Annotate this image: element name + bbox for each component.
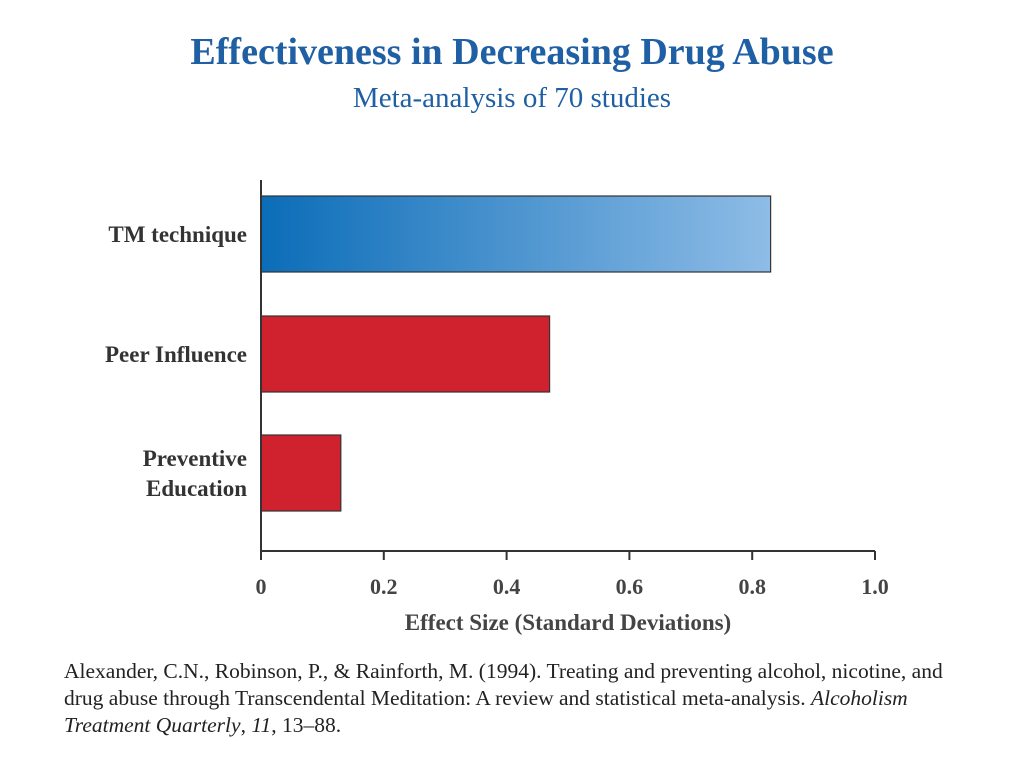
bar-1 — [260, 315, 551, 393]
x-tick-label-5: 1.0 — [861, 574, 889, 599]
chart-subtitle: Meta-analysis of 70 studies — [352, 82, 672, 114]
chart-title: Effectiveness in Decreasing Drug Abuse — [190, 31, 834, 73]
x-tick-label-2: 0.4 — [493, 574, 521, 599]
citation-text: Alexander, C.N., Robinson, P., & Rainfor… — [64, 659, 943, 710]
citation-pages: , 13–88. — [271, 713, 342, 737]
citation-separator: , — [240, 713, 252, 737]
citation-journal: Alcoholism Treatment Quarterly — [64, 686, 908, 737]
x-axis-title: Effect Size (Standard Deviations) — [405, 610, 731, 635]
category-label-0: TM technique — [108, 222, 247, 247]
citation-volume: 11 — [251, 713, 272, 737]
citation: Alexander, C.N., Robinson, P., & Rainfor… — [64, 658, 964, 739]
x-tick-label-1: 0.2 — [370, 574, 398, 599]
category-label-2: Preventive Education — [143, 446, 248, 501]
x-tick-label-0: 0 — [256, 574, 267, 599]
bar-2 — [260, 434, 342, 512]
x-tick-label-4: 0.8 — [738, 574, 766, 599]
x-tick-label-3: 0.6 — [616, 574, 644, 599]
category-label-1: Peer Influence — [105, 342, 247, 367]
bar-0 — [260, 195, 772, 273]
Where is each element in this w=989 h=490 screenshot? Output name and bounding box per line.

Problem description ▸ Rewrite all of the rows above, changing every "element" to "item" and keeping everything else the same. Leave the pictures out.

Answer to this problem ▸
Annotate this image: item name + bbox for each component.
bar-1 — [260, 315, 551, 393]
x-tick-label-5: 1.0 — [861, 574, 889, 599]
chart-subtitle: Meta-analysis of 70 studies — [352, 82, 672, 114]
chart-title: Effectiveness in Decreasing Drug Abuse — [190, 31, 834, 73]
x-tick-label-2: 0.4 — [493, 574, 521, 599]
citation-text: Alexander, C.N., Robinson, P., & Rainfor… — [64, 659, 943, 710]
citation-pages: , 13–88. — [271, 713, 342, 737]
citation-separator: , — [240, 713, 252, 737]
citation-journal: Alcoholism Treatment Quarterly — [64, 686, 908, 737]
x-axis-title: Effect Size (Standard Deviations) — [405, 610, 731, 635]
category-label-0: TM technique — [108, 222, 247, 247]
citation-volume: 11 — [251, 713, 272, 737]
citation: Alexander, C.N., Robinson, P., & Rainfor… — [64, 658, 964, 739]
x-tick-label-1: 0.2 — [370, 574, 398, 599]
category-label-2: Preventive Education — [143, 446, 248, 501]
x-tick-label-0: 0 — [256, 574, 267, 599]
bar-2 — [260, 434, 342, 512]
x-tick-label-4: 0.8 — [738, 574, 766, 599]
x-tick-label-3: 0.6 — [616, 574, 644, 599]
category-label-1: Peer Influence — [105, 342, 247, 367]
bar-0 — [260, 195, 772, 273]
Where is each item in this w=989 h=490 screenshot? Output name and bounding box per line.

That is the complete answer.